[Begin Dataset entries]

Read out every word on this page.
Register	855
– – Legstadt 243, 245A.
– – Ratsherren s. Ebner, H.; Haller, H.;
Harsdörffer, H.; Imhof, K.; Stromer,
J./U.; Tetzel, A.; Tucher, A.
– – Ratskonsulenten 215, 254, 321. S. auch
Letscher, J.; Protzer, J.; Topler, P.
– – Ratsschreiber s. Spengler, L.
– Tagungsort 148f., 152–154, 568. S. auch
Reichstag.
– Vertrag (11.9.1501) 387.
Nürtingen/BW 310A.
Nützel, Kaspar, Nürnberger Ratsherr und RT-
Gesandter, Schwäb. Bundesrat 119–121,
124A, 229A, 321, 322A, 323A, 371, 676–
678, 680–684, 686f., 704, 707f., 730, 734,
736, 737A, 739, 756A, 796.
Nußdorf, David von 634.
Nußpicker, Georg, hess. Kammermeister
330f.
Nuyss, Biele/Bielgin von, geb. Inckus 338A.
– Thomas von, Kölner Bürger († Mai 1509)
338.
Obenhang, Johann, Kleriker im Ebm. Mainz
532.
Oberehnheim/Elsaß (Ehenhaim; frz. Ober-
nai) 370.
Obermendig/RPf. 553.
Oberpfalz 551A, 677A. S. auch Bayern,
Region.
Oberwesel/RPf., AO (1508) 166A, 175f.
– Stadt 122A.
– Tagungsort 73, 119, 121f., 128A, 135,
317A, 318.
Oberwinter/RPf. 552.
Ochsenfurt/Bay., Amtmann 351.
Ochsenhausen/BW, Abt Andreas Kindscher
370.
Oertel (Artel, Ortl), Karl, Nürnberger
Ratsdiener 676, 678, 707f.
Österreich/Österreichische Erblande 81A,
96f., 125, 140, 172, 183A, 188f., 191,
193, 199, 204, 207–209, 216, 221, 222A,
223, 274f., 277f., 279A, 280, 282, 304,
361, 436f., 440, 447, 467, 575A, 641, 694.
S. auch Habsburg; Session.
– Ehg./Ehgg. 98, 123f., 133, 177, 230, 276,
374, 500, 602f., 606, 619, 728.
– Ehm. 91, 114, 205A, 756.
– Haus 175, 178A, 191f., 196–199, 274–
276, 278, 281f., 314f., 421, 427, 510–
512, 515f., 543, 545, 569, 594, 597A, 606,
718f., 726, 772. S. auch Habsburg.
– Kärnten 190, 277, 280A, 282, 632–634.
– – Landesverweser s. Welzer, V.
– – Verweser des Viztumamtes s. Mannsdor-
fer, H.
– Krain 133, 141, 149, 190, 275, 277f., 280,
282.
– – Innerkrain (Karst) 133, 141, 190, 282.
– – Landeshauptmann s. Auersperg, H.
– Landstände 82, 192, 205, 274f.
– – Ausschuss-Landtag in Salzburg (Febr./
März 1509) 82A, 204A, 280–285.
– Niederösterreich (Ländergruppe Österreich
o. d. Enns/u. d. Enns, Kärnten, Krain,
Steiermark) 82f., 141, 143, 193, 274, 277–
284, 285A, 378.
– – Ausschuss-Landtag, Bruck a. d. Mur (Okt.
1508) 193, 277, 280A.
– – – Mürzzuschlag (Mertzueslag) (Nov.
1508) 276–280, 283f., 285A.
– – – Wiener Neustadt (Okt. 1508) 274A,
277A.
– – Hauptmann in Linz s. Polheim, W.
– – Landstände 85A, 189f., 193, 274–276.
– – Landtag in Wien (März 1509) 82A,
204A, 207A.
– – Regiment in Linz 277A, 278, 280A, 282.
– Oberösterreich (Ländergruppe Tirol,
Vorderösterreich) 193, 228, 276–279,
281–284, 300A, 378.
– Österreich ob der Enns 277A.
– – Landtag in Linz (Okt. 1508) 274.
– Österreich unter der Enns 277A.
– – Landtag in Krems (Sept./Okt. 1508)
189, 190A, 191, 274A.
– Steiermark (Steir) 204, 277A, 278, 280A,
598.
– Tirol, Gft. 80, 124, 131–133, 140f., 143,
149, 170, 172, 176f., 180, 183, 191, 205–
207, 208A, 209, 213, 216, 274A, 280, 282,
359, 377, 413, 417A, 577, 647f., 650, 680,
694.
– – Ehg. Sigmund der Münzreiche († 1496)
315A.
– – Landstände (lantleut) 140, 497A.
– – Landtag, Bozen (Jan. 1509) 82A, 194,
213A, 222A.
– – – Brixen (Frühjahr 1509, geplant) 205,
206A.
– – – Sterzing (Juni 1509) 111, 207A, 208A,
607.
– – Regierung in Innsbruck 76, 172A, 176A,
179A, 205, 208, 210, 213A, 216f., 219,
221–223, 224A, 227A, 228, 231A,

[End Dataset entries]

* _Written task_: Filter the records above and return every line that holds the word "März".

* _Written response_:
März 1509) 82A, 204A, 280–285.
– – Landtag in Wien (März 1509) 82A,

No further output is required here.